• _RECORDS SHOWN_:
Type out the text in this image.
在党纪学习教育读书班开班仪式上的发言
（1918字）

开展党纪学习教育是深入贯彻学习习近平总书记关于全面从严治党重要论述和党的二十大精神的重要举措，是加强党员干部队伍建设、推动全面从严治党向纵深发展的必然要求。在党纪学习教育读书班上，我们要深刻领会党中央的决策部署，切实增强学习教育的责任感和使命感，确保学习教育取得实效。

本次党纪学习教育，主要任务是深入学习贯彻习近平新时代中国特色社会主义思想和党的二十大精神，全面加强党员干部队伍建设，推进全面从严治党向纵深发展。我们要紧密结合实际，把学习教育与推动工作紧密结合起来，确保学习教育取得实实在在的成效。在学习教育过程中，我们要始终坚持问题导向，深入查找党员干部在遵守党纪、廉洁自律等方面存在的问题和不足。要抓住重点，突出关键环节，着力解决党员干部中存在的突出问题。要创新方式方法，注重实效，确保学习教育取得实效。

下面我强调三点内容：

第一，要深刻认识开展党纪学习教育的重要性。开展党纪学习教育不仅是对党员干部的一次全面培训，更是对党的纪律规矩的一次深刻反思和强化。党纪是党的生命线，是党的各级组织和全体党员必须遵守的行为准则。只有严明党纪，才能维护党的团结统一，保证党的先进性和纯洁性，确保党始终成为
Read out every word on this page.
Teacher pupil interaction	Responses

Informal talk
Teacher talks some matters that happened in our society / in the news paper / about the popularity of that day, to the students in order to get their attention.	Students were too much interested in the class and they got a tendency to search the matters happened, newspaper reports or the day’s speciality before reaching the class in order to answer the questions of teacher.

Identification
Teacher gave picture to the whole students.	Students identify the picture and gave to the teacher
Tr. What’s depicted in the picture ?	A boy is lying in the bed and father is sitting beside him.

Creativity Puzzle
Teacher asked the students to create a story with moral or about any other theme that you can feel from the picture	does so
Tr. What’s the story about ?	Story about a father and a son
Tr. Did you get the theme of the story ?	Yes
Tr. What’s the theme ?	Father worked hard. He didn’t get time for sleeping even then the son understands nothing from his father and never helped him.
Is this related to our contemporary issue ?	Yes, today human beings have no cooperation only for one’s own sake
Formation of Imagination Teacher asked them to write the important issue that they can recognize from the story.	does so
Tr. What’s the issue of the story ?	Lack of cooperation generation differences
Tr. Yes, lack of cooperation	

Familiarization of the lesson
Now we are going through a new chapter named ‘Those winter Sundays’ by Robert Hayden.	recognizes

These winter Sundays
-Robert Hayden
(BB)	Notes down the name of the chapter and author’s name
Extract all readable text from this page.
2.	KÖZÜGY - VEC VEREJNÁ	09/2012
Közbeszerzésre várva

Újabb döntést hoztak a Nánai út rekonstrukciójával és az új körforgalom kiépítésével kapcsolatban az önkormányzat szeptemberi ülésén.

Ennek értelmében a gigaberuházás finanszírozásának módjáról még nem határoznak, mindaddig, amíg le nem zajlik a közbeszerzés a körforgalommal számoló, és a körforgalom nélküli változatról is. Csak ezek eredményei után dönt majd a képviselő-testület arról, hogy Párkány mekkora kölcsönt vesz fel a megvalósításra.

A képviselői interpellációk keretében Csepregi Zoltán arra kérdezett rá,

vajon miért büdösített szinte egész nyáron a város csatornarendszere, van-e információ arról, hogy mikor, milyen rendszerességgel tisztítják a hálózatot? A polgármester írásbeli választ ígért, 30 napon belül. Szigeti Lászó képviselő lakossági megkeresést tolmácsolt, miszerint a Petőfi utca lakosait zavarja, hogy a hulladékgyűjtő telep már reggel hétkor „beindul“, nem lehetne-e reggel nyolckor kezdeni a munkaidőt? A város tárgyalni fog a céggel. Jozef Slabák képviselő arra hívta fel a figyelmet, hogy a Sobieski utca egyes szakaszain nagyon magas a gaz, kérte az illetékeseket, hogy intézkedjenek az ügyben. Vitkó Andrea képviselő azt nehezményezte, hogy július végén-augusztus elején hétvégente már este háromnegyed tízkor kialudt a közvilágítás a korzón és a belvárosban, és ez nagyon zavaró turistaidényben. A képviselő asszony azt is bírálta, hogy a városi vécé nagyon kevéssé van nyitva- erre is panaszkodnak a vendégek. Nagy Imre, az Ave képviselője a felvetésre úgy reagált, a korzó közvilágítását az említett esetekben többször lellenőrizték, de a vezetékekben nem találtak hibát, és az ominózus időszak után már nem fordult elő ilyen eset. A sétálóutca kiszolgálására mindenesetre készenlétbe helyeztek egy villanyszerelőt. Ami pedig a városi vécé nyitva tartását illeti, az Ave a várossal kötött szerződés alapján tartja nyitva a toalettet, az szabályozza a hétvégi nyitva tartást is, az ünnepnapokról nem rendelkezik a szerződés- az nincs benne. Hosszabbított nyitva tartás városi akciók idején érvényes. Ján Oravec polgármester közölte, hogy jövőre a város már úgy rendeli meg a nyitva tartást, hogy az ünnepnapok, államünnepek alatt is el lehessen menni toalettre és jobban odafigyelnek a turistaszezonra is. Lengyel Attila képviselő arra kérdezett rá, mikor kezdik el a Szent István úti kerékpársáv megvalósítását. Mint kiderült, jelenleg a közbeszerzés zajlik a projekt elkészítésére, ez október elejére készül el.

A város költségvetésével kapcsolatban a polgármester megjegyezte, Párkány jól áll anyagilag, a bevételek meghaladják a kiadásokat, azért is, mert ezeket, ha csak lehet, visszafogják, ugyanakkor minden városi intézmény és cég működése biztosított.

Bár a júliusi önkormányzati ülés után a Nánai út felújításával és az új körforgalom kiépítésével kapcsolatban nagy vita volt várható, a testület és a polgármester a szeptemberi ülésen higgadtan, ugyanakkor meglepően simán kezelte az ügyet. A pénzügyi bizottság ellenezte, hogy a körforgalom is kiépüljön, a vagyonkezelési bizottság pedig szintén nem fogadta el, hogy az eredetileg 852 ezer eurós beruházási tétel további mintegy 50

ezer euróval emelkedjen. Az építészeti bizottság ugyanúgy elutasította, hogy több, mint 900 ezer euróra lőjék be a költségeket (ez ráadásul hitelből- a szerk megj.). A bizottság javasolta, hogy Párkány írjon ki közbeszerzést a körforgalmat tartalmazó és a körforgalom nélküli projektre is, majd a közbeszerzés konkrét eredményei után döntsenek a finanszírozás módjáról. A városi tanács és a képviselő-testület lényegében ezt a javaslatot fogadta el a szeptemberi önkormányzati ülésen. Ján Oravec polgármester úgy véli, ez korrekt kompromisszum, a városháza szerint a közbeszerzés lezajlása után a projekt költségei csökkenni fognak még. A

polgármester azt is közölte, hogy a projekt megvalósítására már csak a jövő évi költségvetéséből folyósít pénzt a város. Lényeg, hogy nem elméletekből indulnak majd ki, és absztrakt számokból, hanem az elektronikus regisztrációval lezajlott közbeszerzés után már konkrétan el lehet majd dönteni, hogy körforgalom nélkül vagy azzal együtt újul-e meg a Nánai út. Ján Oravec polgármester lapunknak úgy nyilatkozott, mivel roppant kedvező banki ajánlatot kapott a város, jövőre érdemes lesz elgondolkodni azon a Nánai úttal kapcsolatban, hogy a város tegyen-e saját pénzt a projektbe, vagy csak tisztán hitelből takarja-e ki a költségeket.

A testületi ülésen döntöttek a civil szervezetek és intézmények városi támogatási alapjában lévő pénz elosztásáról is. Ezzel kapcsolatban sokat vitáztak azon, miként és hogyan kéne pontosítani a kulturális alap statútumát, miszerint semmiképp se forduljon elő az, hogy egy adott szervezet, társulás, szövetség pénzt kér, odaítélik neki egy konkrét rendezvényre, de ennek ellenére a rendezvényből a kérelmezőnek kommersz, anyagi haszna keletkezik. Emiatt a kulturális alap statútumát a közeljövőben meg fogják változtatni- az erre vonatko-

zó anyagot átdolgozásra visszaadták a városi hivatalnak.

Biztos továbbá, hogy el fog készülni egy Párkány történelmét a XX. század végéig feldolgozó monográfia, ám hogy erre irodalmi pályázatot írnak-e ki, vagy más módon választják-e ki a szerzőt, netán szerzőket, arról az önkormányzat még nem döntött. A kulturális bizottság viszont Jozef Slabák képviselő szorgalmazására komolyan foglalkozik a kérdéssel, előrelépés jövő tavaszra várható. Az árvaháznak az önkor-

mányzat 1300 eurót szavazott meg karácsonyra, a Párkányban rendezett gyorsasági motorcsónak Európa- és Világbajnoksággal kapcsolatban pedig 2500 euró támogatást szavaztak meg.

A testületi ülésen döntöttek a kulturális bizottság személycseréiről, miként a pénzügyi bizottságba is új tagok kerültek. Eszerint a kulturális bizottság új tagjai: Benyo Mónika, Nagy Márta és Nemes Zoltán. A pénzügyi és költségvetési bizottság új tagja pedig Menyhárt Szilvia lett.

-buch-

• _INSTRUCTIONS FOR THE TASK_: Copy out each line of the entries that holds "does".

• _RESPONSE FOR THIS EXERCISE_:
Teacher asked the students to create a story with moral or about any other theme that you can feel from the picture	does so
Formation of Imagination Teacher asked them to write the important issue that they can recognize from the story.	does so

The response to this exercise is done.